§ TASK PROMPT: Your task is to reproduce the entries below word for word.

[Source data]

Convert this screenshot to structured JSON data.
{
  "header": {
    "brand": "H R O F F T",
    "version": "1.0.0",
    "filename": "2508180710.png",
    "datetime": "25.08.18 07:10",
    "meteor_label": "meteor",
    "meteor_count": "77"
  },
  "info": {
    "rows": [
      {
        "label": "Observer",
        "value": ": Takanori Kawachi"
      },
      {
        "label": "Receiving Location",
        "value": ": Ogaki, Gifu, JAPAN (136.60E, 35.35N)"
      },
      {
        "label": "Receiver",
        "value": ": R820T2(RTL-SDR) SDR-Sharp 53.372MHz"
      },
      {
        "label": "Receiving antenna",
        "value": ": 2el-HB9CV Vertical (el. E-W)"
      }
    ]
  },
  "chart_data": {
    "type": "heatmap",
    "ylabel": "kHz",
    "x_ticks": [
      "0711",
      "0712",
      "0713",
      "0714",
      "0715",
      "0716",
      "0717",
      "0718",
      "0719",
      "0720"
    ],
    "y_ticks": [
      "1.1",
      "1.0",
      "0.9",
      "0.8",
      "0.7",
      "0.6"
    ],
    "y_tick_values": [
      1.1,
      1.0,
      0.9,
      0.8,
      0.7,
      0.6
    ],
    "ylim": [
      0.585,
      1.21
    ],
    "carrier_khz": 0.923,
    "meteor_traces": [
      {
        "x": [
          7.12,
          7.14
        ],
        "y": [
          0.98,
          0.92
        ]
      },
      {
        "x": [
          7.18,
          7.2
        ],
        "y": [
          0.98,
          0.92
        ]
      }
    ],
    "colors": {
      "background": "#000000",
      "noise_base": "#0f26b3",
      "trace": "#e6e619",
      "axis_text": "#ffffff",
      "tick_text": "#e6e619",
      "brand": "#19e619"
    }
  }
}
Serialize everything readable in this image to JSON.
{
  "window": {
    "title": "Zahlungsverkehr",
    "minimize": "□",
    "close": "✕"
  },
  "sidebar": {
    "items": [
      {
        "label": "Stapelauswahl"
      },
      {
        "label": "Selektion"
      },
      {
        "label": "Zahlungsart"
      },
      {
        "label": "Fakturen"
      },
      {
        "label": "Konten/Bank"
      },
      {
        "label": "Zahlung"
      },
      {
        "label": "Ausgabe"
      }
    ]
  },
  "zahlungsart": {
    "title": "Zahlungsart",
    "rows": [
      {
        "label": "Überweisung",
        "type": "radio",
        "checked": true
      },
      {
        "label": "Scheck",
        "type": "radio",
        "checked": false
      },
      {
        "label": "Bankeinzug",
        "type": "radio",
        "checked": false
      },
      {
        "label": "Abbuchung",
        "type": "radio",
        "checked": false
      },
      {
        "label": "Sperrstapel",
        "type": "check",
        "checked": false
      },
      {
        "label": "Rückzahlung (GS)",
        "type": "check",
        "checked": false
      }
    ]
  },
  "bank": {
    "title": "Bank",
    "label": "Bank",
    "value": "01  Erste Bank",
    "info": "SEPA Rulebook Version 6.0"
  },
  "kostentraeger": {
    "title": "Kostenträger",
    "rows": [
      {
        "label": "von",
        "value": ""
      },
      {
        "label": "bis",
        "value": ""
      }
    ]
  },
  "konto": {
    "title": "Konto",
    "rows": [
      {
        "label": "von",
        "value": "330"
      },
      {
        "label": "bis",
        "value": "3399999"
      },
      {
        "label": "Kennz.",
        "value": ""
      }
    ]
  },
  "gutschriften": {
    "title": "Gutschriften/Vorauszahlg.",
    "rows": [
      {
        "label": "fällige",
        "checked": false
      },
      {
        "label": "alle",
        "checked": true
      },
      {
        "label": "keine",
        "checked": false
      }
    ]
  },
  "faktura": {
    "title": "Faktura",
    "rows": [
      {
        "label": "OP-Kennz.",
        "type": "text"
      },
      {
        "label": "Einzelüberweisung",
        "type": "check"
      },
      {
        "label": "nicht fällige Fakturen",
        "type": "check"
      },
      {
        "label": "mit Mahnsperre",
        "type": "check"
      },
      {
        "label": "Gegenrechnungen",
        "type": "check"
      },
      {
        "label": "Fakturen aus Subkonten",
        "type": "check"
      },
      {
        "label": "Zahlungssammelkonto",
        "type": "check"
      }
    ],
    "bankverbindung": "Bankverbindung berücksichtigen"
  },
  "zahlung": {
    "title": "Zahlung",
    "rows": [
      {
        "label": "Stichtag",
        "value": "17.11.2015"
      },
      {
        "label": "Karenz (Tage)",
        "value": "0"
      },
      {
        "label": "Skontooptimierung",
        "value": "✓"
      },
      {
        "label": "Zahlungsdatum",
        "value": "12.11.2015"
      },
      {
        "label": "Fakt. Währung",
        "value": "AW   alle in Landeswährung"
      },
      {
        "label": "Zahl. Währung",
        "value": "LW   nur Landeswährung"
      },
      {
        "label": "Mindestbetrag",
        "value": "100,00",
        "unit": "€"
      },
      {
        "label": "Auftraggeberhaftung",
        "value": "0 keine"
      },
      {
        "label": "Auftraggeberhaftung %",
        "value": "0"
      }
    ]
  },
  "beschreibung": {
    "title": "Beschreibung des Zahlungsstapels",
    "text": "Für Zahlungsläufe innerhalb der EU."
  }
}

§ THE RESPONSE:
Convert this screenshot to structured JSON data.
{
  "header": {
    "brand": "H R O F F T",
    "version": "1.0.0",
    "filename": "2508180710.png",
    "datetime": "25.08.18 07:10",
    "meteor_label": "meteor",
    "meteor_count": "77"
  },
  "info": {
    "rows": [
      {
        "label": "Observer",
        "value": ": Takanori Kawachi"
      },
      {
        "label": "Receiving Location",
        "value": ": Ogaki, Gifu, JAPAN (136.60E, 35.35N)"
      },
      {
        "label": "Receiver",
        "value": ": R820T2(RTL-SDR) SDR-Sharp 53.372MHz"
      },
      {
        "label": "Receiving antenna",
        "value": ": 2el-HB9CV Vertical (el. E-W)"
      }
    ]
  },
  "chart_data": {
    "type": "heatmap",
    "ylabel": "kHz",
    "x_ticks": [
      "0711",
      "0712",
      "0713",
      "0714",
      "0715",
      "0716",
      "0717",
      "0718",
      "0719",
      "0720"
    ],
    "y_ticks": [
      "1.1",
      "1.0",
      "0.9",
      "0.8",
      "0.7",
      "0.6"
    ],
    "y_tick_values": [
      1.1,
      1.0,
      0.9,
      0.8,
      0.7,
      0.6
    ],
    "ylim": [
      0.585,
      1.21
    ],
    "carrier_khz": 0.923,
    "meteor_traces": [
      {
        "x": [
          7.12,
          7.14
        ],
        "y": [
          0.98,
          0.92
        ]
      },
      {
        "x": [
          7.18,
          7.2
        ],
        "y": [
          0.98,
          0.92
        ]
      }
    ],
    "colors": {
      "background": "#000000",
      "noise_base": "#0f26b3",
      "trace": "#e6e619",
      "axis_text": "#ffffff",
      "tick_text": "#e6e619",
      "brand": "#19e619"
    }
  }
}
Serialize everything readable in this image to JSON.
{
  "window": {
    "title": "Zahlungsverkehr",
    "minimize": "□",
    "close": "✕"
  },
  "sidebar": {
    "items": [
      {
        "label": "Stapelauswahl"
      },
      {
        "label": "Selektion"
      },
      {
        "label": "Zahlungsart"
      },
      {
        "label": "Fakturen"
      },
      {
        "label": "Konten/Bank"
      },
      {
        "label": "Zahlung"
      },
      {
        "label": "Ausgabe"
      }
    ]
  },
  "zahlungsart": {
    "title": "Zahlungsart",
    "rows": [
      {
        "label": "Überweisung",
        "type": "radio",
        "checked": true
      },
      {
        "label": "Scheck",
        "type": "radio",
        "checked": false
      },
      {
        "label": "Bankeinzug",
        "type": "radio",
        "checked": false
      },
      {
        "label": "Abbuchung",
        "type": "radio",
        "checked": false
      },
      {
        "label": "Sperrstapel",
        "type": "check",
        "checked": false
      },
      {
        "label": "Rückzahlung (GS)",
        "type": "check",
        "checked": false
      }
    ]
  },
  "bank": {
    "title": "Bank",
    "label": "Bank",
    "value": "01  Erste Bank",
    "info": "SEPA Rulebook Version 6.0"
  },
  "kostentraeger": {
    "title": "Kostenträger",
    "rows": [
      {
        "label": "von",
        "value": ""
      },
      {
        "label": "bis",
        "value": ""
      }
    ]
  },
  "konto": {
    "title": "Konto",
    "rows": [
      {
        "label": "von",
        "value": "330"
      },
      {
        "label": "bis",
        "value": "3399999"
      },
      {
        "label": "Kennz.",
        "value": ""
      }
    ]
  },
  "gutschriften": {
    "title": "Gutschriften/Vorauszahlg.",
    "rows": [
      {
        "label": "fällige",
        "checked": false
      },
      {
        "label": "alle",
        "checked": true
      },
      {
        "label": "keine",
        "checked": false
      }
    ]
  },
  "faktura": {
    "title": "Faktura",
    "rows": [
      {
        "label": "OP-Kennz.",
        "type": "text"
      },
      {
        "label": "Einzelüberweisung",
        "type": "check"
      },
      {
        "label": "nicht fällige Fakturen",
        "type": "check"
      },
      {
        "label": "mit Mahnsperre",
        "type": "check"
      },
      {
        "label": "Gegenrechnungen",
        "type": "check"
      },
      {
        "label": "Fakturen aus Subkonten",
        "type": "check"
      },
      {
        "label": "Zahlungssammelkonto",
        "type": "check"
      }
    ],
    "bankverbindung": "Bankverbindung berücksichtigen"
  },
  "zahlung": {
    "title": "Zahlung",
    "rows": [
      {
        "label": "Stichtag",
        "value": "17.11.2015"
      },
      {
        "label": "Karenz (Tage)",
        "value": "0"
      },
      {
        "label": "Skontooptimierung",
        "value": "✓"
      },
      {
        "label": "Zahlungsdatum",
        "value": "12.11.2015"
      },
      {
        "label": "Fakt. Währung",
        "value": "AW   alle in Landeswährung"
      },
      {
        "label": "Zahl. Währung",
        "value": "LW   nur Landeswährung"
      },
      {
        "label": "Mindestbetrag",
        "value": "100,00",
        "unit": "€"
      },
      {
        "label": "Auftraggeberhaftung",
        "value": "0 keine"
      },
      {
        "label": "Auftraggeberhaftung %",
        "value": "0"
      }
    ]
  },
  "beschreibung": {
    "title": "Beschreibung des Zahlungsstapels",
    "text": "Für Zahlungsläufe innerhalb der EU."
  }
}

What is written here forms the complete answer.